Extrait:
────────────────

La nature juridique des établissements publics qu’on veut regrouper, leur histoire, leur poids respectif, leur marque, leur rayonnement international, leur degré d’ouverture au monde économique ou le positionnement de leurs offres éducatives («premium», «mass market») forment une telle source de diversité, voire d’hétérogénéité, que d’autres logiques collaboratives doivent être envisagées pour réussir ces constructions et les rendre gouvernables.
Crainte d’un nivellement égalitariste
L’exemple des universités anglo-saxonnes, dont les composantes les plus prestigieuses disposent d’une grande autonomie au sein d’une institution puissante bâtie sur un «modèle fédéral», doit permettre d’imaginer un mode de coopération plus flexible entre universités et grandes écoles : or, il semble que les initiatives d’excellence, les Idex (1), veuillent actuellement forcer l’intégration des grandes écoles sous une tutelle universitaire, au prix d’une énergie considérable dépensée pour la seule définition d’une gouvernance acceptable par tous les acteurs et d’une irrémédiable destruction de valeur pour notre dispositif éducatif national.
Alors, à ce stade, que faire ? D’abord, rappeler l’expérience de ParisTech (2), une construction collective qui, depuis les années 2000, est parvenue à instaurer une marque de référence à l’international et un climat de confiance et de coopération entre dix grandes écoles franciliennes partageant des actifs communs :
– la fondation ParisTech et ses entreprises partenaires, qui financent des bourses, des chaires pédagogiques et des projets de recherche interdisciplinaires entre les écoles partenaires ;
– ParisTech Alumni (3) et ses 200 000 diplômés actifs dans le monde entier, réunis par groupes régionaux et animés via le réseau social ParisTech Forum ;
– «ParisTech Review», revue électronique internationale dotée de plus de 90 000 abonnés.
Ces dix écoles recueillent désormais des synergies concrètes issues d’une coordination volontaire et patiente entre elles, car ParisTech leur octroie un savoir-faire unique en matière de coopération renforcée entre établissements supérieurs, dépassant la seule notion de campus pour jouer le jeu du rassemblement pluridisciplinaire autour de grandes écoles de premier plan.

────────────────

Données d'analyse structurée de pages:
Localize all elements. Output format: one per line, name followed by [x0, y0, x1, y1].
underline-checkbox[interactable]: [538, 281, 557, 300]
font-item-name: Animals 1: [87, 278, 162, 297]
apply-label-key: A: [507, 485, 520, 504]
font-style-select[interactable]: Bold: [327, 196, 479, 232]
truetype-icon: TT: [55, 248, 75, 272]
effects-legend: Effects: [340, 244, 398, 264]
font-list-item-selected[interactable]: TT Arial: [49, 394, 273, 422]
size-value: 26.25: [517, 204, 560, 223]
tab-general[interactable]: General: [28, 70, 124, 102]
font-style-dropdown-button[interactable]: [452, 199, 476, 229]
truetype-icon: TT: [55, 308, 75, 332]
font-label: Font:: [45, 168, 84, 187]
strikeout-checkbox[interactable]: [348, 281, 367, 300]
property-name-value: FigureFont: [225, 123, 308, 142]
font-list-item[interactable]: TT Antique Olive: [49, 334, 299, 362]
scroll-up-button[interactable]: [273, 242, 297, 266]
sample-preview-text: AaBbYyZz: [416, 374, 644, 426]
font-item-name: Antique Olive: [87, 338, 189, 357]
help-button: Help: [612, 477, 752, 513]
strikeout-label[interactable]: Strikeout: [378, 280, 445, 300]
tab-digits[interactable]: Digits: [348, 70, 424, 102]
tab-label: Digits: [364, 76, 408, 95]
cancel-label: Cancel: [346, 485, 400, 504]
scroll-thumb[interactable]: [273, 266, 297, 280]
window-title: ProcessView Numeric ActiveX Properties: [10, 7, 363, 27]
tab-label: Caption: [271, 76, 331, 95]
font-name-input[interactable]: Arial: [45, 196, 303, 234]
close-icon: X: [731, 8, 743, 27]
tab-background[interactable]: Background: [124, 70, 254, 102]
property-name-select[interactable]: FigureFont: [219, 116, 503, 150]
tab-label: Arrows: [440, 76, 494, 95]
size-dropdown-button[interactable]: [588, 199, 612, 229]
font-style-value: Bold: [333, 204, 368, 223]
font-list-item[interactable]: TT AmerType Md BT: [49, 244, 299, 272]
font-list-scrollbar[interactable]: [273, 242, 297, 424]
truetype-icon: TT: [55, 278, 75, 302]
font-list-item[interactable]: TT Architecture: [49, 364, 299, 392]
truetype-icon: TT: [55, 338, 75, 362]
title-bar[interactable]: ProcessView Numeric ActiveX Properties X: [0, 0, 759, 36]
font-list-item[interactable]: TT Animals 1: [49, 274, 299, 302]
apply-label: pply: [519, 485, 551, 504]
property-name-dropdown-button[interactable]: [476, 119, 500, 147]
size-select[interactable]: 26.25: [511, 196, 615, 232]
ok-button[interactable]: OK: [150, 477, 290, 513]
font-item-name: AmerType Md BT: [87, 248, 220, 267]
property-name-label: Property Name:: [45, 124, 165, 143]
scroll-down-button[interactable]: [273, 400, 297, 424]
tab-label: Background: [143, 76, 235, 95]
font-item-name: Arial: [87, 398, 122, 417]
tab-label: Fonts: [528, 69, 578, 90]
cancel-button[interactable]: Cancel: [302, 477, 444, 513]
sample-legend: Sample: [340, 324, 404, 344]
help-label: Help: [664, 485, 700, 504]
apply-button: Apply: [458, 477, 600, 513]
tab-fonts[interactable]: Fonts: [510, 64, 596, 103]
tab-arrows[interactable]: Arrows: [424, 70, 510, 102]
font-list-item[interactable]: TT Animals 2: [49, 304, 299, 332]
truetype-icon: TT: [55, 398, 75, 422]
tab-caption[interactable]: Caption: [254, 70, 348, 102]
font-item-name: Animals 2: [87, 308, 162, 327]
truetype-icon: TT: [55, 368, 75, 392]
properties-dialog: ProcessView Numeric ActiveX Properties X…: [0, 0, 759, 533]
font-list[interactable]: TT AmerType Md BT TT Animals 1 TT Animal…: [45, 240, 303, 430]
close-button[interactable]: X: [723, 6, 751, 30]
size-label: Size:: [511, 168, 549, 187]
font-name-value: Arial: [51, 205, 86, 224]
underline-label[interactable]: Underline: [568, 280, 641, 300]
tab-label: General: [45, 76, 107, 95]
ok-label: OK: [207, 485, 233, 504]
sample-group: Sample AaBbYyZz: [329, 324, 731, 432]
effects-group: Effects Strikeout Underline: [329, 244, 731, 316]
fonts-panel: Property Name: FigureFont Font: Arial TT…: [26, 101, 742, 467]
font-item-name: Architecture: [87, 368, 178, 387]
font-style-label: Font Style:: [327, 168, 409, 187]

────────────────

Vos consignes: Recopiez le passage de l'extrait sur les regroupements entre universités et grandes écoles qui commence à « La nature juridique » et se termine à « les rendre gouvernables. ».

Réponse finale:
La nature juridique des établissements publics qu’on veut regrouper, leur histoire, leur poids respectif, leur marque, leur rayonnement international, leur degré d’ouverture au monde économique ou le positionnement de leurs offres éducatives («premium», «mass market») forment une telle source de diversité, voire d’hétérogénéité, que d’autres logiques collaboratives doivent être envisagées pour réussir ces constructions et les rendre gouvernables.